To the Editors:

We appreciate the comments made by Drs. Mariette, Reynolds, and Emery regarding our review. We do not agree with the take-home message from their letter. The authors state that the results of studies on anti-TNF agents and cancer risk in patients with autoimmune disease and cancer are remarkably consistent, and they suggest that while patients with autoimmune disease are at increased risk for cancer as compared with the general population, this risk is not further increased by the use of anti-TNF agents.

By focusing largely on lymphoma data from one registry, the Swedish ARTIS registry, the authors only underscore our point; there are considerable conflicting data about the contribution of anti-TNF agents to cancer risk that are inadequately addressed by studies performed to date. It bears repeating that there are considerable data to indicate that the general malignancy risk for patients with autoimmune diseases receiving anti-TNF therapy is higher than that for patients matched for disease but not treated with anti-TNF agents. As one example, a trial of infliximab for chronic obstructive pulmonary disease (COPD) treatment showed no benefit for COPD, but it did show an increase in solid organ malignancies in patients treated with infliximab over the first year of treatment as compared with COPD patients who did not receive the drug (1). In another example, Chakravarty et al showed an increase in nonmelanoma skin cancer in patients with RA treated with TNF inhibitors as compared with RA patients treated with other agents (2). This association with nonmelanoma skin cancers and anti-TNF therapy was also seen in a second larger US observational study (3). As a third example, we refer to the clustering of a rare lymphoma subtype in children with inflammatory bowel disease treated with monoclonal antibodies to TNF (4, 5).

Based upon these and considerable other data, we argue that it is difficult to conclude that the excess risk for cancer in patients with autoimmune diseases treated with anti-TNF agents is due solely to their underlying disease. We believe that the definitive prospective clinical trial testing the association between cancer and anti-TNF therapy is yet to be performed. In our review, after discussing the data suggesting an association with cancer, we then endeavor to present the complexities inherent in undertaking this sort of study.

§ **Information shown**
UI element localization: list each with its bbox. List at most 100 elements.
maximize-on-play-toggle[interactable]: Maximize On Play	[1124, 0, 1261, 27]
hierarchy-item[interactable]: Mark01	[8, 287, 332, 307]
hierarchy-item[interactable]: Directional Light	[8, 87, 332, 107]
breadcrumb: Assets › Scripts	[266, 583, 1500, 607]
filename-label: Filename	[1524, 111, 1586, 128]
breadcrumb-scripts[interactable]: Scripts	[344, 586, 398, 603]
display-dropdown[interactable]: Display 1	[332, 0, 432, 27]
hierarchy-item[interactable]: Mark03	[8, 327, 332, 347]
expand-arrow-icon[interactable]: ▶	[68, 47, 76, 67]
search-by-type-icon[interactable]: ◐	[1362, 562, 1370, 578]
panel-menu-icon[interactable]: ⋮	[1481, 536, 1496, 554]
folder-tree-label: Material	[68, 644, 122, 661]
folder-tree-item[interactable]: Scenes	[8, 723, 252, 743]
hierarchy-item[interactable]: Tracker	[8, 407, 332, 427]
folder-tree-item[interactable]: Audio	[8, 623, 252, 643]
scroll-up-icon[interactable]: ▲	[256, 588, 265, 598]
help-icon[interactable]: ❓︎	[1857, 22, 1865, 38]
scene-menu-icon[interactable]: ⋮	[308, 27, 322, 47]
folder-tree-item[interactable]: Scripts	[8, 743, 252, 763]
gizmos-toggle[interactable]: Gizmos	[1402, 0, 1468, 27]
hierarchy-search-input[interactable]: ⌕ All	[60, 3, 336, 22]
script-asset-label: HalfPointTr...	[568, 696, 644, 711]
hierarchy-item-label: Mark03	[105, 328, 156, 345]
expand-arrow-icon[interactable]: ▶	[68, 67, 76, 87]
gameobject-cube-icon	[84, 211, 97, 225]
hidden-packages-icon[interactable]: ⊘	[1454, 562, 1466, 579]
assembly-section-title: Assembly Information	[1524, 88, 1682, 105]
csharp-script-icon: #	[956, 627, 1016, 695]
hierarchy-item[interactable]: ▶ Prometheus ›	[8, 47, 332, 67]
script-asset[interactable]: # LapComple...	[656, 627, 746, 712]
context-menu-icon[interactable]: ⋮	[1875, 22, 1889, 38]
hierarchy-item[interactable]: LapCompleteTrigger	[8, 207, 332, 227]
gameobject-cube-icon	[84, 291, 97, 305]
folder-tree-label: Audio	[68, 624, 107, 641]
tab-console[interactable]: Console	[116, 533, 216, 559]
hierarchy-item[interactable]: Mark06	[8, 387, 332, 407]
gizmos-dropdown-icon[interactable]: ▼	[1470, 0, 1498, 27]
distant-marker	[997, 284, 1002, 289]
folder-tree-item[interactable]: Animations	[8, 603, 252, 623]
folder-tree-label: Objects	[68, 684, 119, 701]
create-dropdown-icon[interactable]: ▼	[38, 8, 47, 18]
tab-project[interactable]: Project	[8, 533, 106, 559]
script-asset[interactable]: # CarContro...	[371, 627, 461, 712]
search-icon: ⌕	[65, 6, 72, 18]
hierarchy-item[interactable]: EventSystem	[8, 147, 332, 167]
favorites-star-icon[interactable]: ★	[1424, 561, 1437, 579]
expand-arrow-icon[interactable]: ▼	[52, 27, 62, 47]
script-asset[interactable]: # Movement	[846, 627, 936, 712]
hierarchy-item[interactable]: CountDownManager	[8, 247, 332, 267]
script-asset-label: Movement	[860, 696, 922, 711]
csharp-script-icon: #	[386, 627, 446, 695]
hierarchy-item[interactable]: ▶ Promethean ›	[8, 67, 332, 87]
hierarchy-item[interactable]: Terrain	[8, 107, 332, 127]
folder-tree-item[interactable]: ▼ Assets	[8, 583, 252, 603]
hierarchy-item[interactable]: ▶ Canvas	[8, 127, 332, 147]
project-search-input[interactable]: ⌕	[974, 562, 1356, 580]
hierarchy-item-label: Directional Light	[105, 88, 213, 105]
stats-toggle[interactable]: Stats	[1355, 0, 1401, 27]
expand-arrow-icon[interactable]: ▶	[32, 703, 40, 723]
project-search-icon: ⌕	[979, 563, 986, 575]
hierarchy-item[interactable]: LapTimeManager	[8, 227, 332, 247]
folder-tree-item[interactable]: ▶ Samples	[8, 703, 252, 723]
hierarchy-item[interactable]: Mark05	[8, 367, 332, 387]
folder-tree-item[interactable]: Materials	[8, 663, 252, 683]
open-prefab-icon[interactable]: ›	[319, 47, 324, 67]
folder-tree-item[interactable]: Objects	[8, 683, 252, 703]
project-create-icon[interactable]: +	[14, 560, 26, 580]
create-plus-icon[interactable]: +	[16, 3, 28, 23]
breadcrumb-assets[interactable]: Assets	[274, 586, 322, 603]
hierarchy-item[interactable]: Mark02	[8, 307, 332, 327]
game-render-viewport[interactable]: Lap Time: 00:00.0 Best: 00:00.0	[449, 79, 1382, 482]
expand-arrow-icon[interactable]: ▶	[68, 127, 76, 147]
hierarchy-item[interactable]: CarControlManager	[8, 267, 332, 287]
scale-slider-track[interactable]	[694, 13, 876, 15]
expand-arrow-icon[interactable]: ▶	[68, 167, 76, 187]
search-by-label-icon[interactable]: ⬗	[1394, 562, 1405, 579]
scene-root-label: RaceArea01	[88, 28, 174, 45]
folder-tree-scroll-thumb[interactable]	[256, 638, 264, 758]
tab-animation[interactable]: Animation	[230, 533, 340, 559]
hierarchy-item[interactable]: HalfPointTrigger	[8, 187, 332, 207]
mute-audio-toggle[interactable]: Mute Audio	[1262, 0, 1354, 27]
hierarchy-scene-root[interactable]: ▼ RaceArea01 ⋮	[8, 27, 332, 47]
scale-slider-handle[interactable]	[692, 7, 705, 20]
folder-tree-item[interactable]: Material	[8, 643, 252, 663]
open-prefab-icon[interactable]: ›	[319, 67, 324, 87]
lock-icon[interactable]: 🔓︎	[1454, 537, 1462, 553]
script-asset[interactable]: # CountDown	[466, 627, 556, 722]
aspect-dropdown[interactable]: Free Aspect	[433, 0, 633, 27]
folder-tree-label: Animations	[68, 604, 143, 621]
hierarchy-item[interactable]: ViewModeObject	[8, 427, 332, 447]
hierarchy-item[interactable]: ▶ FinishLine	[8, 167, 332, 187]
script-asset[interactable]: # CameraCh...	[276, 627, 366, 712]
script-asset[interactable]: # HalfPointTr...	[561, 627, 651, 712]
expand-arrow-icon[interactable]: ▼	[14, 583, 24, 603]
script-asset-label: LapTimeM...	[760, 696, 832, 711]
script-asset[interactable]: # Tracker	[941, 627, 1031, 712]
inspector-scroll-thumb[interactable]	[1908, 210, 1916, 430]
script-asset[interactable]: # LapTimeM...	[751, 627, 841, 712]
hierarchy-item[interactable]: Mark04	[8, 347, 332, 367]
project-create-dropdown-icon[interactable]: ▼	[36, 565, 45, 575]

§ **Tasks to perform**
[1] Return the stretch of the letter on anti-TNF agents and cancer risk from "Based upon these" through "sort of study.", word for word.
[2] Summarize the letter on anti-TNF agents and cancer risk in two sentences.
[3] In the letter on anti-TNF agents and cancer risk, why do the writers find it difficult to conclude that the excess cancer risk in treated patients is due solely to their underlying disease? Answer in one to three sentences.

§ **Solutions to each task**
[1]
Based upon these and considerable other data, we argue that it is difficult to conclude that the excess risk for cancer in patients with autoimmune diseases treated with anti-TNF agents is due solely to their underlying disease. We believe that the definitive prospective clinical trial testing the association between cancer and anti-TNF therapy is yet to be performed. In our review, after discussing the data suggesting an association with cancer, we then endeavor to present the complexities inherent in undertaking this sort of study.

[2] The writers reject the view of Drs. Mariette, Reynolds, and Emery that anti-TNF agents do not raise cancer risk beyond what autoimmune disease already brings. They argue that the data conflict, citing increased cancers in patients given infliximab or TNF inhibitors, and they hold that the definitive prospective trial is yet to be performed.

[3] Their conclusion rests on data showing a higher malignancy risk in anti-TNF-treated patients than in patients matched for disease but not treated with those agents. Examples include more solid organ malignancies with infliximab in a COPD trial and more nonmelanoma skin cancer in RA patients on TNF inhibitors. They also cite a cluster of a rare lymphoma subtype in children with inflammatory bowel disease treated with monoclonal antibodies to TNF.